[START Provided material]
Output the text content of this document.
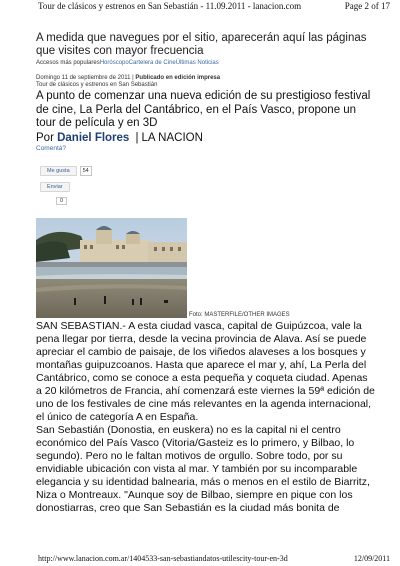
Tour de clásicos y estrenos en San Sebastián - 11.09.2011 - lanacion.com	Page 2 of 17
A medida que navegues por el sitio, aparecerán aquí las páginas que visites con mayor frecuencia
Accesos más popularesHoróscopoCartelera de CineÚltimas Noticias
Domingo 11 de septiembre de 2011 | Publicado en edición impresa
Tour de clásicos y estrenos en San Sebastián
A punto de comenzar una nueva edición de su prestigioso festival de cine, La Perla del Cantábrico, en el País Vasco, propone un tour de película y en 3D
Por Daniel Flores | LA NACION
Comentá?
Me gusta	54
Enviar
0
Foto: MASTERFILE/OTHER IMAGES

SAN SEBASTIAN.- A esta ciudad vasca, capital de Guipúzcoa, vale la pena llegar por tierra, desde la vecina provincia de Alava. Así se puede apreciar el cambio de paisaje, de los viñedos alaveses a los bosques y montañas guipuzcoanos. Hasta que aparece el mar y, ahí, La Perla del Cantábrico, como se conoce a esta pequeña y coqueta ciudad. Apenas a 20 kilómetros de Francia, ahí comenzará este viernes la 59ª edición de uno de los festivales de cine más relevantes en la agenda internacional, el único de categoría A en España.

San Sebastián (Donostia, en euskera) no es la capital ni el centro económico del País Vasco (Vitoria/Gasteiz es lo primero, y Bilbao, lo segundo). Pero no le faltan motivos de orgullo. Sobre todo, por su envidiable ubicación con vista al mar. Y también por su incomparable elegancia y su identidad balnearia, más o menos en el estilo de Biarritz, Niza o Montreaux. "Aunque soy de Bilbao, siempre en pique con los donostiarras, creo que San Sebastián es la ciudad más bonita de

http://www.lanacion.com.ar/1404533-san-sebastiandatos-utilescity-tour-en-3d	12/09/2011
[END Provided material]
[START Provided material]
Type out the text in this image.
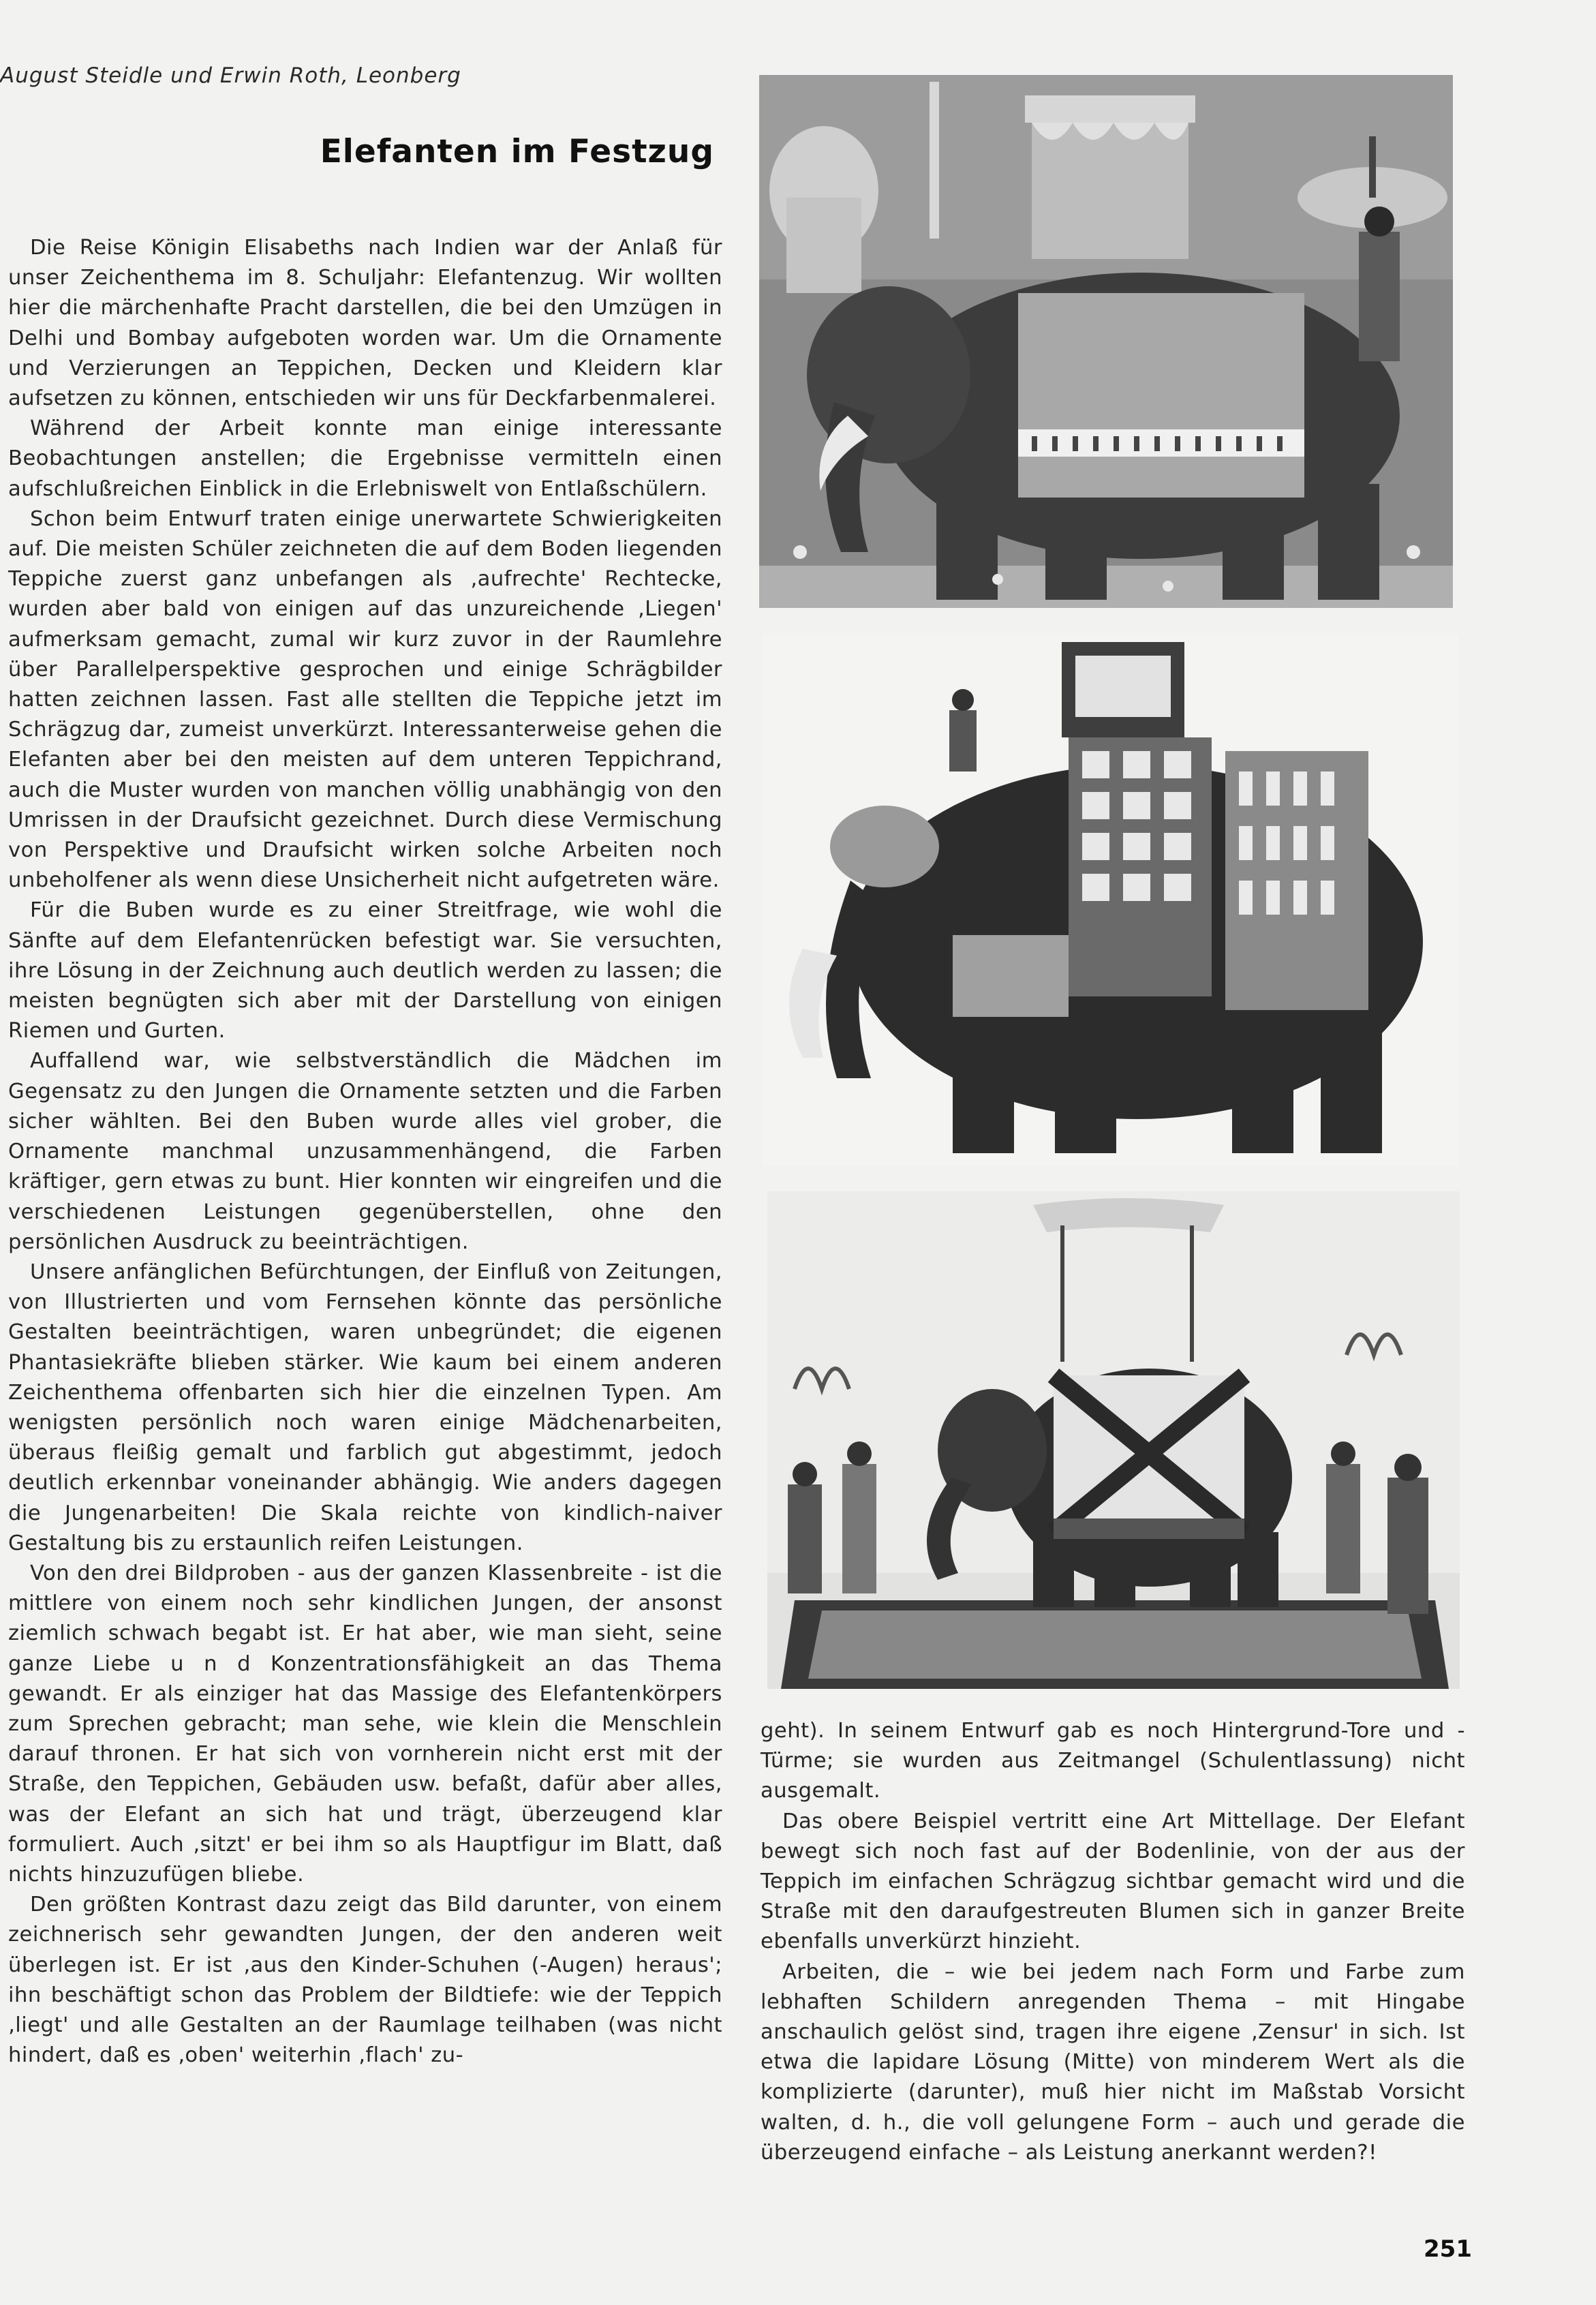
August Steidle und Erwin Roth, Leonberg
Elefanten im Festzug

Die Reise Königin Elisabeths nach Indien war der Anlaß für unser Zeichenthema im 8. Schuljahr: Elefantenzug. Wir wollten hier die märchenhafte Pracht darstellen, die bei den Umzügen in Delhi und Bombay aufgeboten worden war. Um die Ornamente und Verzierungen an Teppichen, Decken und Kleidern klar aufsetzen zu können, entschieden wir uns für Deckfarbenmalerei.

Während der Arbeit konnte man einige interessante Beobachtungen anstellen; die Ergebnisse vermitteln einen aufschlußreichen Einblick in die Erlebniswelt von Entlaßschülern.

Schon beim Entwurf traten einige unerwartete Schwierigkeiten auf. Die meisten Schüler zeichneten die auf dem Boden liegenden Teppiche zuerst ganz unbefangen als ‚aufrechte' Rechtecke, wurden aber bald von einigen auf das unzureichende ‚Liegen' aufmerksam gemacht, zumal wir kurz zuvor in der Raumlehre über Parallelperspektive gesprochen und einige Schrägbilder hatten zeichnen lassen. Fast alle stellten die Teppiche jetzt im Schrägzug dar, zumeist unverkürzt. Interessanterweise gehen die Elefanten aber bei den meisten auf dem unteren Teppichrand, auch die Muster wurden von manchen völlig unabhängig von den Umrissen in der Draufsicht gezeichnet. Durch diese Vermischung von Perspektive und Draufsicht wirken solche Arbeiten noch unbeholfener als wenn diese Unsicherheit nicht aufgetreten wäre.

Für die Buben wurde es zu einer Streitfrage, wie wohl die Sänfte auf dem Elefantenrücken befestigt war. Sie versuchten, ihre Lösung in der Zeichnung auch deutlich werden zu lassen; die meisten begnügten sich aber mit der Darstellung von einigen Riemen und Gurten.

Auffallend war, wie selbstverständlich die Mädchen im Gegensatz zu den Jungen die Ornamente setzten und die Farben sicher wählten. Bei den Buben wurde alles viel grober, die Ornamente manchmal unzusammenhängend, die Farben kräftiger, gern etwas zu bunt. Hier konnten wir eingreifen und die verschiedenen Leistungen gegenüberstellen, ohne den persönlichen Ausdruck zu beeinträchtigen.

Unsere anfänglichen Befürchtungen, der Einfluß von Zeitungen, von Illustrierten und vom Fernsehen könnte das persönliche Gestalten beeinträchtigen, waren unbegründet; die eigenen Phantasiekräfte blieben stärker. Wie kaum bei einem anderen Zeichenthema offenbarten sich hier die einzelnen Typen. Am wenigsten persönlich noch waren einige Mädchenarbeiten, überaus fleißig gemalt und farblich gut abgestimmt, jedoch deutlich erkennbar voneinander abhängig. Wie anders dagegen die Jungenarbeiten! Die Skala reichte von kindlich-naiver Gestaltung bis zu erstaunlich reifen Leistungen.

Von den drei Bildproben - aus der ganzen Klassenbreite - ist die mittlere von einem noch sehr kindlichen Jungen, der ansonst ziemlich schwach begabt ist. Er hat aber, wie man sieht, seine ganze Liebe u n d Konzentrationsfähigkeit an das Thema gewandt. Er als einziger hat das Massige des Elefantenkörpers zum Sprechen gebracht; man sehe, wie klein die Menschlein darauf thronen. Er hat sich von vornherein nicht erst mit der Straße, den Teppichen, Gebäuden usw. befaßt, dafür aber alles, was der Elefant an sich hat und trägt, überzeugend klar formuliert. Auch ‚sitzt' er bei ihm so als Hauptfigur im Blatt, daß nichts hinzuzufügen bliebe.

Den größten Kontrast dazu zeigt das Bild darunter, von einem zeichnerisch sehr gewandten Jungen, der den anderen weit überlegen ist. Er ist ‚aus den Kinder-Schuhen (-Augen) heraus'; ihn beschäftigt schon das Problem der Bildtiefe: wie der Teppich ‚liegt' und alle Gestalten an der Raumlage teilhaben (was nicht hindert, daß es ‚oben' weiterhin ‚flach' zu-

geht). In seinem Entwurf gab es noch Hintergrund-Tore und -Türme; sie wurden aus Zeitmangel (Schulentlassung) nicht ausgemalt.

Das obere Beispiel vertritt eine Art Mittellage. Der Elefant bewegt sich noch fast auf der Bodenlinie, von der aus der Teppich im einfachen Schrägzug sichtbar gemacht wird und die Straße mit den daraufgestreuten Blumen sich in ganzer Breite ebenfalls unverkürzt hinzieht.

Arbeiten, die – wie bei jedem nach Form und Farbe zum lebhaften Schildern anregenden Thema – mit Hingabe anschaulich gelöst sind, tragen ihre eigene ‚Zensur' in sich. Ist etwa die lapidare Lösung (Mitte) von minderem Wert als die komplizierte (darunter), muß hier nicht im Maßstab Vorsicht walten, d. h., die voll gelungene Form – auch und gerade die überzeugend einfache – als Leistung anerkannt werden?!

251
[END Provided material]
What the task requires
Tally the lines of the records holding the word "clásicos", then give only the resulting number.

Response
2